Challenge:
Among the entries below, find the lines with "Energy" and copy them.

Data rows:

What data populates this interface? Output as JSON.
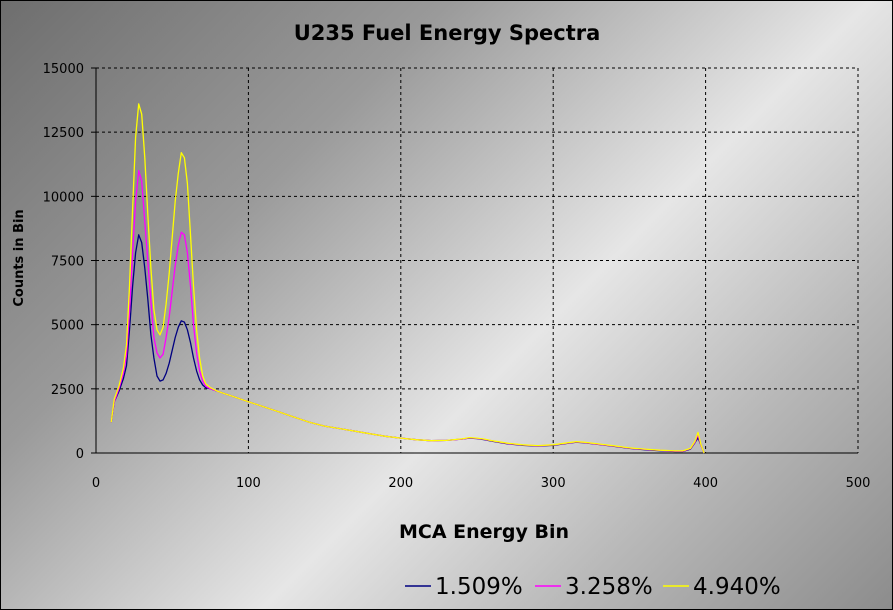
{
  "chart_data": {
    "type": "line",
    "title": "U235 Fuel Energy Spectra",
    "xlabel": "MCA Energy Bin",
    "ylabel": "Counts in Bin",
    "xlim": [
      0,
      500
    ],
    "ylim": [
      0,
      15000
    ],
    "xticks": [
      0,
      100,
      200,
      300,
      400,
      500
    ],
    "yticks": [
      0,
      2500,
      5000,
      7500,
      10000,
      12500,
      15000
    ],
    "xtick_labels": [
      "0",
      "100",
      "200",
      "300",
      "400",
      "500"
    ],
    "ytick_labels": [
      "0",
      "2500",
      "5000",
      "7500",
      "10000",
      "12500",
      "15000"
    ],
    "grid": true,
    "legend_position": "bottom-right",
    "series": [
      {
        "name": "1.509%",
        "color": "#000080",
        "x": [
          10,
          12,
          15,
          18,
          20,
          22,
          24,
          26,
          28,
          30,
          32,
          34,
          36,
          38,
          40,
          42,
          44,
          46,
          48,
          50,
          52,
          54,
          56,
          58,
          60,
          62,
          64,
          66,
          68,
          70,
          72,
          75,
          80,
          85,
          90,
          95,
          100,
          110,
          120,
          130,
          140,
          150,
          160,
          170,
          180,
          190,
          200,
          210,
          220,
          230,
          240,
          245,
          250,
          255,
          260,
          270,
          280,
          290,
          300,
          310,
          315,
          320,
          330,
          340,
          350,
          360,
          370,
          380,
          385,
          390,
          393,
          395,
          397,
          399
        ],
        "y": [
          1200,
          2000,
          2400,
          2900,
          3400,
          4800,
          6500,
          7800,
          8500,
          8200,
          7200,
          6000,
          4600,
          3700,
          3000,
          2800,
          2850,
          3100,
          3500,
          4000,
          4500,
          4900,
          5150,
          5100,
          4800,
          4300,
          3700,
          3200,
          2850,
          2650,
          2550,
          2500,
          2400,
          2300,
          2200,
          2100,
          2000,
          1800,
          1600,
          1400,
          1200,
          1050,
          950,
          850,
          750,
          650,
          580,
          520,
          480,
          490,
          540,
          580,
          560,
          520,
          460,
          360,
          300,
          270,
          300,
          380,
          420,
          400,
          330,
          260,
          180,
          130,
          90,
          60,
          60,
          150,
          400,
          600,
          300,
          0
        ]
      },
      {
        "name": "3.258%",
        "color": "#ff00ff",
        "x": [
          10,
          12,
          15,
          18,
          20,
          22,
          24,
          26,
          28,
          30,
          32,
          34,
          36,
          38,
          40,
          42,
          44,
          46,
          48,
          50,
          52,
          54,
          56,
          58,
          60,
          62,
          64,
          66,
          68,
          70,
          72,
          75,
          80,
          85,
          90,
          95,
          100,
          110,
          120,
          130,
          140,
          150,
          160,
          170,
          180,
          190,
          200,
          210,
          220,
          230,
          240,
          245,
          250,
          255,
          260,
          270,
          280,
          290,
          300,
          310,
          315,
          320,
          330,
          340,
          350,
          360,
          370,
          380,
          385,
          390,
          393,
          395,
          397,
          399
        ],
        "y": [
          1200,
          2000,
          2500,
          3100,
          3800,
          5500,
          7800,
          9800,
          11000,
          10600,
          9000,
          7500,
          5900,
          4500,
          3900,
          3700,
          3850,
          4500,
          5300,
          6300,
          7300,
          8100,
          8600,
          8500,
          7800,
          6500,
          5000,
          3900,
          3200,
          2800,
          2600,
          2500,
          2400,
          2300,
          2200,
          2100,
          2000,
          1800,
          1600,
          1400,
          1200,
          1050,
          950,
          850,
          750,
          650,
          580,
          520,
          480,
          490,
          540,
          590,
          570,
          530,
          470,
          370,
          310,
          280,
          310,
          390,
          430,
          410,
          340,
          270,
          190,
          140,
          100,
          70,
          70,
          170,
          420,
          700,
          300,
          0
        ]
      },
      {
        "name": "4.940%",
        "color": "#ffff00",
        "x": [
          10,
          12,
          15,
          18,
          20,
          22,
          24,
          26,
          28,
          30,
          32,
          34,
          36,
          38,
          40,
          42,
          44,
          46,
          48,
          50,
          52,
          54,
          56,
          58,
          60,
          62,
          64,
          66,
          68,
          70,
          72,
          75,
          80,
          85,
          90,
          95,
          100,
          110,
          120,
          130,
          140,
          150,
          160,
          170,
          180,
          190,
          200,
          210,
          220,
          230,
          240,
          245,
          250,
          255,
          260,
          270,
          280,
          290,
          300,
          310,
          315,
          320,
          330,
          340,
          350,
          360,
          370,
          380,
          385,
          390,
          393,
          395,
          397,
          399
        ],
        "y": [
          1200,
          2100,
          2600,
          3300,
          4200,
          6500,
          9500,
          12300,
          13600,
          13200,
          11500,
          9300,
          7200,
          5600,
          4800,
          4600,
          4900,
          5800,
          7000,
          8400,
          9800,
          10900,
          11700,
          11500,
          10500,
          8500,
          6500,
          4800,
          3700,
          3000,
          2700,
          2550,
          2400,
          2300,
          2200,
          2100,
          2000,
          1800,
          1600,
          1400,
          1200,
          1050,
          950,
          850,
          750,
          650,
          580,
          520,
          480,
          490,
          550,
          600,
          580,
          540,
          480,
          380,
          320,
          290,
          320,
          400,
          440,
          420,
          350,
          280,
          200,
          150,
          110,
          80,
          80,
          180,
          450,
          800,
          320,
          0
        ]
      }
    ]
  }
}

Expected answer:
    "title": "U235 Fuel Energy Spectra",
    "xlabel": "MCA Energy Bin",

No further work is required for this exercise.